- [Problem details]: Determine the count of lines holding "JSON" and give that count alone.

** Start of Source material **

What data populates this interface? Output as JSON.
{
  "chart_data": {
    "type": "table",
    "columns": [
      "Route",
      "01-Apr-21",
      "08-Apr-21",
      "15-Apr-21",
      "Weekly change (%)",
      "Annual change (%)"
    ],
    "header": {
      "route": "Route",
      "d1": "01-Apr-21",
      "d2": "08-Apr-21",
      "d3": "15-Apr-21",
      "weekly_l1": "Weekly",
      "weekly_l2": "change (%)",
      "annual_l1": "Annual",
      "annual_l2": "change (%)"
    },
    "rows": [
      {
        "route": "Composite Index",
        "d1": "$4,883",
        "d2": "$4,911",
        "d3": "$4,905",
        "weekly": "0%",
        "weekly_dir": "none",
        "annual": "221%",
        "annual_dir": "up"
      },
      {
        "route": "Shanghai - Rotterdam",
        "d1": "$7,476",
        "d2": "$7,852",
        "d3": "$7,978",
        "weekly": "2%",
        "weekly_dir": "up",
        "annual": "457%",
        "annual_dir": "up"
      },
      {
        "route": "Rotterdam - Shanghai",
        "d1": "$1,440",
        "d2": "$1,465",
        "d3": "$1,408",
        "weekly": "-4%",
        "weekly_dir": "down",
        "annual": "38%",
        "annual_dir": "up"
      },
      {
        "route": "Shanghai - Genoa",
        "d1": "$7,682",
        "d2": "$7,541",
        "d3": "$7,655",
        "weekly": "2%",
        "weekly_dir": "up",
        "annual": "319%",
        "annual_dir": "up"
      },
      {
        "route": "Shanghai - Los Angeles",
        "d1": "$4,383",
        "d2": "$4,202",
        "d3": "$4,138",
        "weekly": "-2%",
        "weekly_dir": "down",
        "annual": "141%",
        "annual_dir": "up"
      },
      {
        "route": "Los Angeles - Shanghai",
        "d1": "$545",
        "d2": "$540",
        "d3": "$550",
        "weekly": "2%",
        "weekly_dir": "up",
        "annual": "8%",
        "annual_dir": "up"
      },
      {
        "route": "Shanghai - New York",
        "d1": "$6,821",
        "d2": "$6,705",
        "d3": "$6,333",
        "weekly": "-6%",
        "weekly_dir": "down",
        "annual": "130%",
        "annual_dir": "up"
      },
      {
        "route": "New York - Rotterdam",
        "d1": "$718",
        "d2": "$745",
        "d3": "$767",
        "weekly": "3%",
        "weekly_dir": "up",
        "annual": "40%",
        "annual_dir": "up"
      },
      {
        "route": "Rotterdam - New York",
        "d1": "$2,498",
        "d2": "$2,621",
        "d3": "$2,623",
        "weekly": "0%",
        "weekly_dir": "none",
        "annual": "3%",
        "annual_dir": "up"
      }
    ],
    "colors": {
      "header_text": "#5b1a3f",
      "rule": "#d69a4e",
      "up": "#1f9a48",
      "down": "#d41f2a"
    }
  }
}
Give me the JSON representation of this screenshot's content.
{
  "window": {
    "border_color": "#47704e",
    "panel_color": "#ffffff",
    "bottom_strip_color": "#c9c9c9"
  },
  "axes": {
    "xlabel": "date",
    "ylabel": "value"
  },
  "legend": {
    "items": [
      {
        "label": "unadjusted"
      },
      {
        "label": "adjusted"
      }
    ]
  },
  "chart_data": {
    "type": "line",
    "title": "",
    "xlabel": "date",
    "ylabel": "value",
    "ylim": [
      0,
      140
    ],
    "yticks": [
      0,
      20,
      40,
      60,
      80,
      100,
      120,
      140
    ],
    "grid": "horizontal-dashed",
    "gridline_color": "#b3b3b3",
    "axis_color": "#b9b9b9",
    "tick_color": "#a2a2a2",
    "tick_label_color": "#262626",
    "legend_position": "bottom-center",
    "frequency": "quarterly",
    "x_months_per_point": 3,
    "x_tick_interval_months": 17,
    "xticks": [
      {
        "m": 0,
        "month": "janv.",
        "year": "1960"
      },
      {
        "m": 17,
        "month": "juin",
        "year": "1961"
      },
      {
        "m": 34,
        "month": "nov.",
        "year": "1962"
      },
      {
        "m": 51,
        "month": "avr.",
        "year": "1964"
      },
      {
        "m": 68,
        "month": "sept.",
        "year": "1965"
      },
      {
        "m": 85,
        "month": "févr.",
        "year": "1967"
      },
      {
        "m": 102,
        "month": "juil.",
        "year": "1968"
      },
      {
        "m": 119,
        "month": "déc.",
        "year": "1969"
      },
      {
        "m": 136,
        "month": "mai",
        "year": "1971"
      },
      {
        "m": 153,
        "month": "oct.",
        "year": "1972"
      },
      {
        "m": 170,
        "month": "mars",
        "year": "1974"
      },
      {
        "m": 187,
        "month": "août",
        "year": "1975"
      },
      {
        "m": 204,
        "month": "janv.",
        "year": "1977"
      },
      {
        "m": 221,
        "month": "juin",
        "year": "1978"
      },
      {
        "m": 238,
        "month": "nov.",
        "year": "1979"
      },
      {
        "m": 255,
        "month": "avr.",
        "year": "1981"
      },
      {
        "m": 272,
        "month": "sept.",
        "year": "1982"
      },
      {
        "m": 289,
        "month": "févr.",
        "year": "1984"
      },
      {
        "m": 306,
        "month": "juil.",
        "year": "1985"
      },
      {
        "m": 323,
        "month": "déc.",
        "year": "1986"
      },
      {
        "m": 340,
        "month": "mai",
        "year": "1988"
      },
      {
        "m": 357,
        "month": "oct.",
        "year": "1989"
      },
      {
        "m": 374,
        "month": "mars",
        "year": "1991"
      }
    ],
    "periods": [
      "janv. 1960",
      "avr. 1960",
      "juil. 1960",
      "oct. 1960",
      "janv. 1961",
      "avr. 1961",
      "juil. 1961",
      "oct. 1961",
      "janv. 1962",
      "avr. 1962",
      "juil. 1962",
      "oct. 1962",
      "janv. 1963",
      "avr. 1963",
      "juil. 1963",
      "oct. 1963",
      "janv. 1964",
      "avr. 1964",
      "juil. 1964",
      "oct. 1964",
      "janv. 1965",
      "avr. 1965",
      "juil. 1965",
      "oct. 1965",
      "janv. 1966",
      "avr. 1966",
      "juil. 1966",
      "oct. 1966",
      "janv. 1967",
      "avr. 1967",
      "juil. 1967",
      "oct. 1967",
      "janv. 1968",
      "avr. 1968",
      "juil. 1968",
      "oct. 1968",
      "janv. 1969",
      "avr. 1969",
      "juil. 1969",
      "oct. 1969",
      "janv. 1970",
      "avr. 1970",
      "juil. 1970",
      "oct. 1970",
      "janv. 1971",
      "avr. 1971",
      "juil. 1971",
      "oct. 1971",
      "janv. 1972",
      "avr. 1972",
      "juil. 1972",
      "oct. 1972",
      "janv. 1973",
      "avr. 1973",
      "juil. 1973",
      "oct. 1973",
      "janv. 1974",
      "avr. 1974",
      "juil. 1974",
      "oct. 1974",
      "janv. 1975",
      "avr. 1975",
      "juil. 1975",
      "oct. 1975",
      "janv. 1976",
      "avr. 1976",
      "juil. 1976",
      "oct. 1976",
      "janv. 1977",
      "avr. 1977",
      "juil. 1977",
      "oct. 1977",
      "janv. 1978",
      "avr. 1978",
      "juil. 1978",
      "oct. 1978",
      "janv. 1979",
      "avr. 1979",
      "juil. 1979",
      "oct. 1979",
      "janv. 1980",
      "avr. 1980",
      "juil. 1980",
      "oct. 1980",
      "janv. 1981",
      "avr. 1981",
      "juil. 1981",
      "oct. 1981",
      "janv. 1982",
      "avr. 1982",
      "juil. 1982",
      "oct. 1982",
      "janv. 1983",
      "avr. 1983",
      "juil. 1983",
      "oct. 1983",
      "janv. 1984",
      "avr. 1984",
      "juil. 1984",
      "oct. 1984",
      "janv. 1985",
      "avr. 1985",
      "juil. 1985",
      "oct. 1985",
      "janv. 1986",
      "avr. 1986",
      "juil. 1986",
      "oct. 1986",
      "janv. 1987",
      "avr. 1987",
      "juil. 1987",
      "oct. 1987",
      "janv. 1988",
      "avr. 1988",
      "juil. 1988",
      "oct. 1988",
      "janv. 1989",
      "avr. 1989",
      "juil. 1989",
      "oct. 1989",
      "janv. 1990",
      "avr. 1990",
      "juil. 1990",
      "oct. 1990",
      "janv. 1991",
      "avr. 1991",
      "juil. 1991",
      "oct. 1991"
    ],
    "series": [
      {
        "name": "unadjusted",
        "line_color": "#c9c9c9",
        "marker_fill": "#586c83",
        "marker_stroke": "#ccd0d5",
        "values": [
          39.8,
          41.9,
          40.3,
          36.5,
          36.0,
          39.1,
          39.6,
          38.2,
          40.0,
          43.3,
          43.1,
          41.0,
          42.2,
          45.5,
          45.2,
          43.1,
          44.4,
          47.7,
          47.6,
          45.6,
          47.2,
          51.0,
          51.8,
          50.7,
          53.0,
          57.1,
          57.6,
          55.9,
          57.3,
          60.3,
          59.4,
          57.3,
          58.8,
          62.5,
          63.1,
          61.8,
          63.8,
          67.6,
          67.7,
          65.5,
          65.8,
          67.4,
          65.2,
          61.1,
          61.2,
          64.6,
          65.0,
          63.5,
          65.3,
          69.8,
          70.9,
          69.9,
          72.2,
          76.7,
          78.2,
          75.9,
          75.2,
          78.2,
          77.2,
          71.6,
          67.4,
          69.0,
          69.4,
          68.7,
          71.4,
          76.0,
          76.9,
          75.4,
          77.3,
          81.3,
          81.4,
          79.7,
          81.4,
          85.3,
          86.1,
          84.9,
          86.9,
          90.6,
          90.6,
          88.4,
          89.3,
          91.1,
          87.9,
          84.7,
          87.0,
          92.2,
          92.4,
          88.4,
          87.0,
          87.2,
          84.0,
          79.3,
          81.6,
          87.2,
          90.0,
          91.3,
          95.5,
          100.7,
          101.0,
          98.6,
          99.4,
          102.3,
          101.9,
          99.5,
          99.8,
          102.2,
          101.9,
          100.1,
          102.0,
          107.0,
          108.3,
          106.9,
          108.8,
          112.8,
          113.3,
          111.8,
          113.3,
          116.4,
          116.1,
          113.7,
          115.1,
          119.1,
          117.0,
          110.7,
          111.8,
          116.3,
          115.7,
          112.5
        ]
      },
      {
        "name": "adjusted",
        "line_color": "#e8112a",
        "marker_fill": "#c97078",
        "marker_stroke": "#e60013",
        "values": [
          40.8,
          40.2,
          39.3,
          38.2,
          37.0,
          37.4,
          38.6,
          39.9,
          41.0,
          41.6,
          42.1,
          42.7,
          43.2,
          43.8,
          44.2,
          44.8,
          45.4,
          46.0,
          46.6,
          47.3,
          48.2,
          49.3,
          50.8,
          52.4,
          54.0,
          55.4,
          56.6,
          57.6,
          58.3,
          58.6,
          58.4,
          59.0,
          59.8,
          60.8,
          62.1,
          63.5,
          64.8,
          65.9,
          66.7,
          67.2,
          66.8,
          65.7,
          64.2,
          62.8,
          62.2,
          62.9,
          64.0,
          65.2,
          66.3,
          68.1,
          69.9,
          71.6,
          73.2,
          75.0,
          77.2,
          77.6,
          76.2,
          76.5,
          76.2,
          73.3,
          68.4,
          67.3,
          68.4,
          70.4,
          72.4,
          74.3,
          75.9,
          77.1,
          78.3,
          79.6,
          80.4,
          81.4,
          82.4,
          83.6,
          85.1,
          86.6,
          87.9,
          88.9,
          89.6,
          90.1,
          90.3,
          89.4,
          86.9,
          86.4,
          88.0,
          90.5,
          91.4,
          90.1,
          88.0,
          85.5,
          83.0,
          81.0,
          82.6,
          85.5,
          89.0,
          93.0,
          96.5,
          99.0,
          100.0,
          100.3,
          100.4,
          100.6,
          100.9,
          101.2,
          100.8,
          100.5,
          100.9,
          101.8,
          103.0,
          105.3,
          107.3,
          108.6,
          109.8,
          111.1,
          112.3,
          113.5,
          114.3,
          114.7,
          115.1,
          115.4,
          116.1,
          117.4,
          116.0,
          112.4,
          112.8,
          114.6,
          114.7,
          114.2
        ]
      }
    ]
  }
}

** End of Source material **

- [Response below]: 2